#### YOUR OBJECTIVE
Without the pictures, copy all the entries below exactly.

#### DATASET EXCERPTS

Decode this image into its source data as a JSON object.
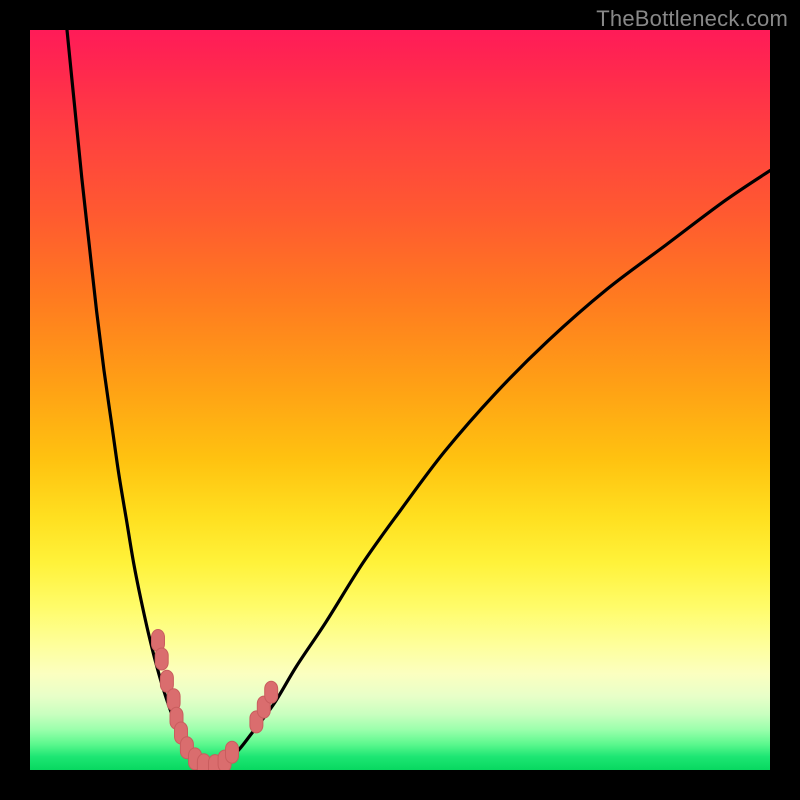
{
  "watermark": "TheBottleneck.com",
  "colors": {
    "frame": "#000000",
    "curve": "#000000",
    "marker_fill": "#da6d6e",
    "marker_stroke": "#c95d5e",
    "gradient_top": "#ff1b58",
    "gradient_bottom": "#08d860"
  },
  "chart_data": {
    "type": "line",
    "title": "",
    "xlabel": "",
    "ylabel": "",
    "xlim": [
      0,
      100
    ],
    "ylim": [
      0,
      100
    ],
    "grid": false,
    "legend": false,
    "series": [
      {
        "name": "bottleneck-curve",
        "x": [
          5,
          6,
          7,
          8,
          9,
          10,
          11,
          12,
          13,
          14,
          15,
          16,
          17,
          18,
          19,
          20,
          21,
          22,
          23,
          24,
          26,
          28,
          30,
          33,
          36,
          40,
          45,
          50,
          56,
          63,
          70,
          78,
          86,
          94,
          100
        ],
        "y": [
          100,
          90,
          80,
          71,
          62,
          54,
          47,
          40,
          34,
          28,
          23,
          18.5,
          14.5,
          11,
          8,
          5.5,
          3.5,
          2,
          1,
          0.5,
          1,
          2.5,
          5,
          9,
          14,
          20,
          28,
          35,
          43,
          51,
          58,
          65,
          71,
          77,
          81
        ]
      }
    ],
    "markers": {
      "name": "sample-points",
      "shape": "rounded-rect",
      "points": [
        {
          "x": 17.3,
          "y": 17.5
        },
        {
          "x": 17.8,
          "y": 15
        },
        {
          "x": 18.5,
          "y": 12
        },
        {
          "x": 19.4,
          "y": 9.5
        },
        {
          "x": 19.8,
          "y": 7
        },
        {
          "x": 20.4,
          "y": 5
        },
        {
          "x": 21.2,
          "y": 3
        },
        {
          "x": 22.3,
          "y": 1.5
        },
        {
          "x": 23.5,
          "y": 0.7
        },
        {
          "x": 25,
          "y": 0.6
        },
        {
          "x": 26.3,
          "y": 1.2
        },
        {
          "x": 27.3,
          "y": 2.4
        },
        {
          "x": 30.6,
          "y": 6.5
        },
        {
          "x": 31.6,
          "y": 8.5
        },
        {
          "x": 32.6,
          "y": 10.5
        }
      ]
    }
  }
}
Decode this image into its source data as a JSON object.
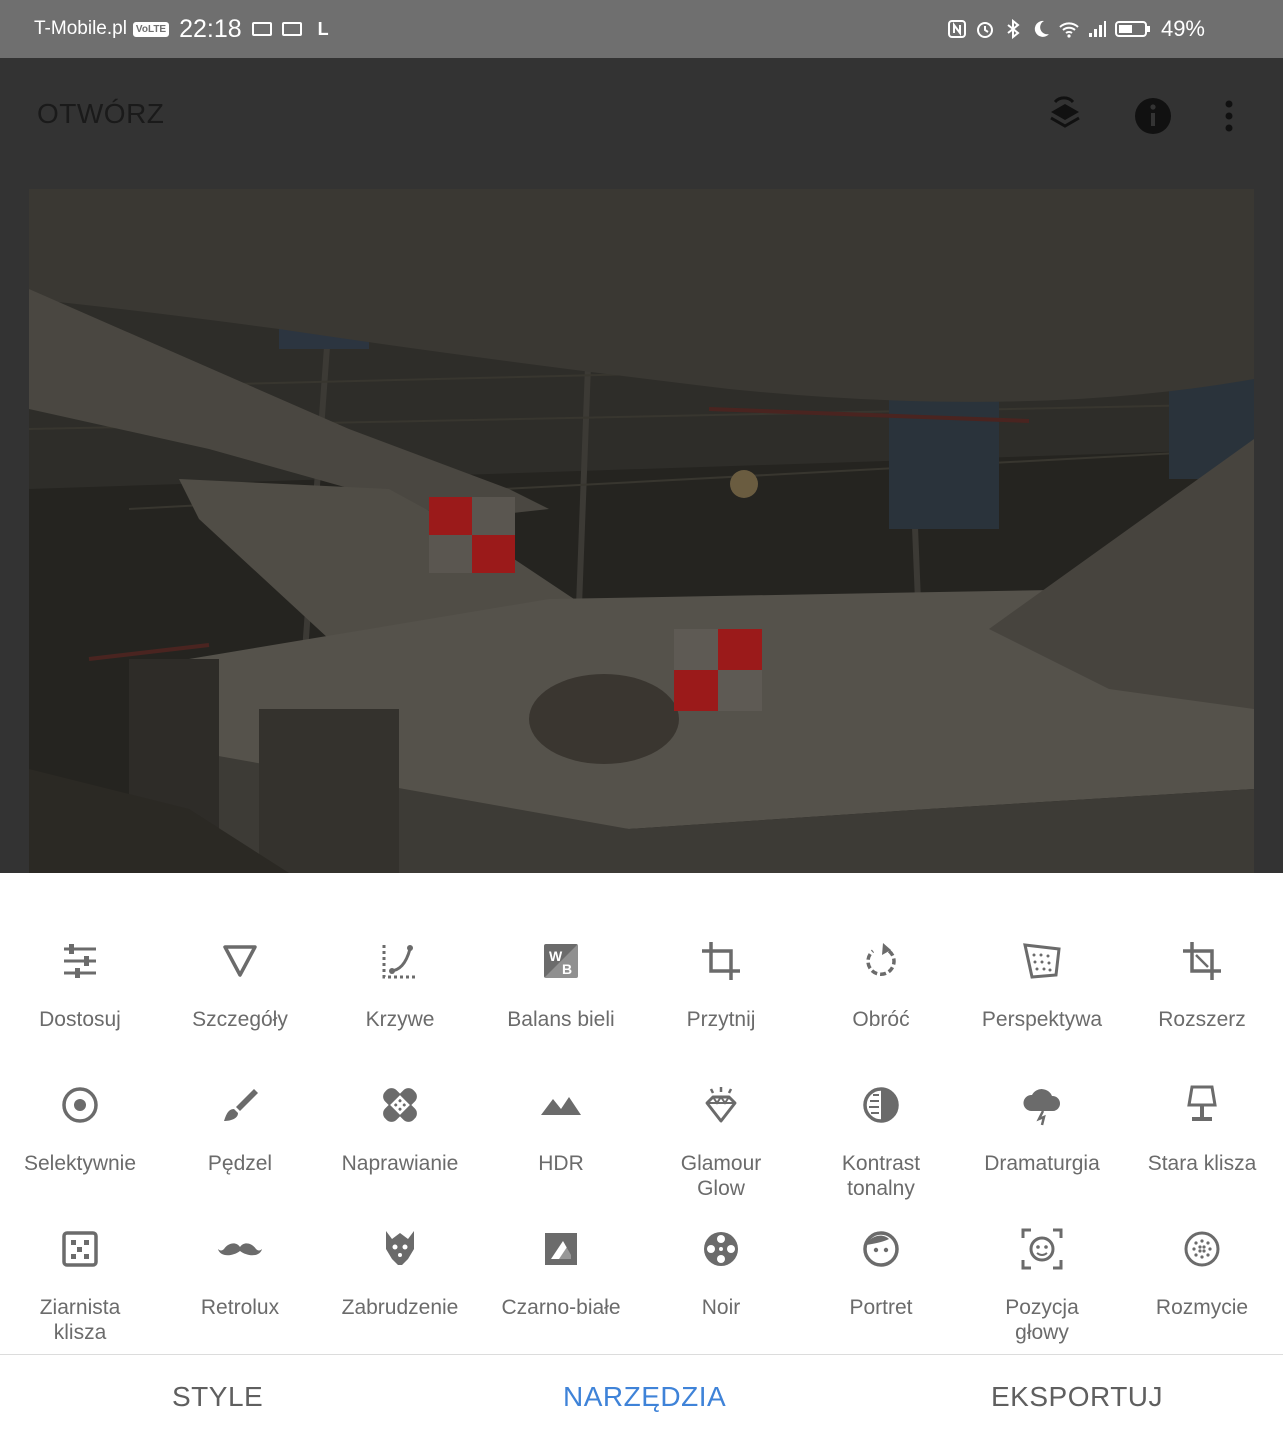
{
  "status_bar": {
    "carrier": "T-Mobile.pl",
    "volte": "VoLTE",
    "time": "22:18",
    "extra": "L",
    "battery": "49%"
  },
  "app_bar": {
    "open_label": "OTWÓRZ",
    "icons": [
      "layers-icon",
      "info-icon",
      "more-vert-icon"
    ]
  },
  "tools": [
    {
      "label": "Dostosuj",
      "icon": "tune-icon"
    },
    {
      "label": "Szczegóły",
      "icon": "details-triangle-icon"
    },
    {
      "label": "Krzywe",
      "icon": "curves-icon"
    },
    {
      "label": "Balans bieli",
      "icon": "white-balance-icon"
    },
    {
      "label": "Przytnij",
      "icon": "crop-icon"
    },
    {
      "label": "Obróć",
      "icon": "rotate-icon"
    },
    {
      "label": "Perspektywa",
      "icon": "perspective-icon"
    },
    {
      "label": "Rozszerz",
      "icon": "expand-icon"
    },
    {
      "label": "Selektywnie",
      "icon": "selective-icon"
    },
    {
      "label": "Pędzel",
      "icon": "brush-icon"
    },
    {
      "label": "Naprawianie",
      "icon": "healing-icon"
    },
    {
      "label": "HDR",
      "icon": "hdr-icon"
    },
    {
      "label": "Glamour\nGlow",
      "icon": "glamour-glow-icon"
    },
    {
      "label": "Kontrast\ntonalny",
      "icon": "tonal-contrast-icon"
    },
    {
      "label": "Dramaturgia",
      "icon": "drama-icon"
    },
    {
      "label": "Stara klisza",
      "icon": "vintage-lamp-icon"
    },
    {
      "label": "Ziarnista\nklisza",
      "icon": "grainy-film-icon"
    },
    {
      "label": "Retrolux",
      "icon": "mustache-icon"
    },
    {
      "label": "Zabrudzenie",
      "icon": "grunge-icon"
    },
    {
      "label": "Czarno-białe",
      "icon": "black-white-icon"
    },
    {
      "label": "Noir",
      "icon": "film-reel-icon"
    },
    {
      "label": "Portret",
      "icon": "portrait-face-icon"
    },
    {
      "label": "Pozycja\ngłowy",
      "icon": "head-pose-icon"
    },
    {
      "label": "Rozmycie",
      "icon": "blur-icon"
    }
  ],
  "bottom_nav": {
    "tabs": [
      "STYLE",
      "NARZĘDZIA",
      "EKSPORTUJ"
    ],
    "active": "NARZĘDZIA",
    "active_color": "#3f83d8"
  },
  "colors": {
    "status_bar": "#6f6f6f",
    "scrim": "#333333",
    "icon_gray": "#6b6b6b",
    "roundel_red": "#a01818"
  }
}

#### TASK OUTPUT
Decode this image into its source data as a JSON object.
{
  "watermark": "TheBottleneck.com",
  "colors": {
    "frame": "#000000",
    "curve": "#000000",
    "marker_fill": "#da6d6e",
    "marker_stroke": "#c95d5e",
    "gradient_top": "#ff1b58",
    "gradient_bottom": "#08d860"
  },
  "chart_data": {
    "type": "line",
    "title": "",
    "xlabel": "",
    "ylabel": "",
    "xlim": [
      0,
      100
    ],
    "ylim": [
      0,
      100
    ],
    "grid": false,
    "legend": false,
    "series": [
      {
        "name": "bottleneck-curve",
        "x": [
          5,
          6,
          7,
          8,
          9,
          10,
          11,
          12,
          13,
          14,
          15,
          16,
          17,
          18,
          19,
          20,
          21,
          22,
          23,
          24,
          26,
          28,
          30,
          33,
          36,
          40,
          45,
          50,
          56,
          63,
          70,
          78,
          86,
          94,
          100
        ],
        "y": [
          100,
          90,
          80,
          71,
          62,
          54,
          47,
          40,
          34,
          28,
          23,
          18.5,
          14.5,
          11,
          8,
          5.5,
          3.5,
          2,
          1,
          0.5,
          1,
          2.5,
          5,
          9,
          14,
          20,
          28,
          35,
          43,
          51,
          58,
          65,
          71,
          77,
          81
        ]
      }
    ],
    "markers": {
      "name": "sample-points",
      "shape": "rounded-rect",
      "points": [
        {
          "x": 17.3,
          "y": 17.5
        },
        {
          "x": 17.8,
          "y": 15
        },
        {
          "x": 18.5,
          "y": 12
        },
        {
          "x": 19.4,
          "y": 9.5
        },
        {
          "x": 19.8,
          "y": 7
        },
        {
          "x": 20.4,
          "y": 5
        },
        {
          "x": 21.2,
          "y": 3
        },
        {
          "x": 22.3,
          "y": 1.5
        },
        {
          "x": 23.5,
          "y": 0.7
        },
        {
          "x": 25,
          "y": 0.6
        },
        {
          "x": 26.3,
          "y": 1.2
        },
        {
          "x": 27.3,
          "y": 2.4
        },
        {
          "x": 30.6,
          "y": 6.5
        },
        {
          "x": 31.6,
          "y": 8.5
        },
        {
          "x": 32.6,
          "y": 10.5
        }
      ]
    }
  }
}
Decode this image into its source data as a JSON object.
{
  "status_bar": {
    "carrier": "T-Mobile.pl",
    "volte": "VoLTE",
    "time": "22:18",
    "extra": "L",
    "battery": "49%"
  },
  "app_bar": {
    "open_label": "OTWÓRZ",
    "icons": [
      "layers-icon",
      "info-icon",
      "more-vert-icon"
    ]
  },
  "tools": [
    {
      "label": "Dostosuj",
      "icon": "tune-icon"
    },
    {
      "label": "Szczegóły",
      "icon": "details-triangle-icon"
    },
    {
      "label": "Krzywe",
      "icon": "curves-icon"
    },
    {
      "label": "Balans bieli",
      "icon": "white-balance-icon"
    },
    {
      "label": "Przytnij",
      "icon": "crop-icon"
    },
    {
      "label": "Obróć",
      "icon": "rotate-icon"
    },
    {
      "label": "Perspektywa",
      "icon": "perspective-icon"
    },
    {
      "label": "Rozszerz",
      "icon": "expand-icon"
    },
    {
      "label": "Selektywnie",
      "icon": "selective-icon"
    },
    {
      "label": "Pędzel",
      "icon": "brush-icon"
    },
    {
      "label": "Naprawianie",
      "icon": "healing-icon"
    },
    {
      "label": "HDR",
      "icon": "hdr-icon"
    },
    {
      "label": "Glamour\nGlow",
      "icon": "glamour-glow-icon"
    },
    {
      "label": "Kontrast\ntonalny",
      "icon": "tonal-contrast-icon"
    },
    {
      "label": "Dramaturgia",
      "icon": "drama-icon"
    },
    {
      "label": "Stara klisza",
      "icon": "vintage-lamp-icon"
    },
    {
      "label": "Ziarnista\nklisza",
      "icon": "grainy-film-icon"
    },
    {
      "label": "Retrolux",
      "icon": "mustache-icon"
    },
    {
      "label": "Zabrudzenie",
      "icon": "grunge-icon"
    },
    {
      "label": "Czarno-białe",
      "icon": "black-white-icon"
    },
    {
      "label": "Noir",
      "icon": "film-reel-icon"
    },
    {
      "label": "Portret",
      "icon": "portrait-face-icon"
    },
    {
      "label": "Pozycja\ngłowy",
      "icon": "head-pose-icon"
    },
    {
      "label": "Rozmycie",
      "icon": "blur-icon"
    }
  ],
  "bottom_nav": {
    "tabs": [
      "STYLE",
      "NARZĘDZIA",
      "EKSPORTUJ"
    ],
    "active": "NARZĘDZIA",
    "active_color": "#3f83d8"
  },
  "colors": {
    "status_bar": "#6f6f6f",
    "scrim": "#333333",
    "icon_gray": "#6b6b6b",
    "roundel_red": "#a01818"
  }
}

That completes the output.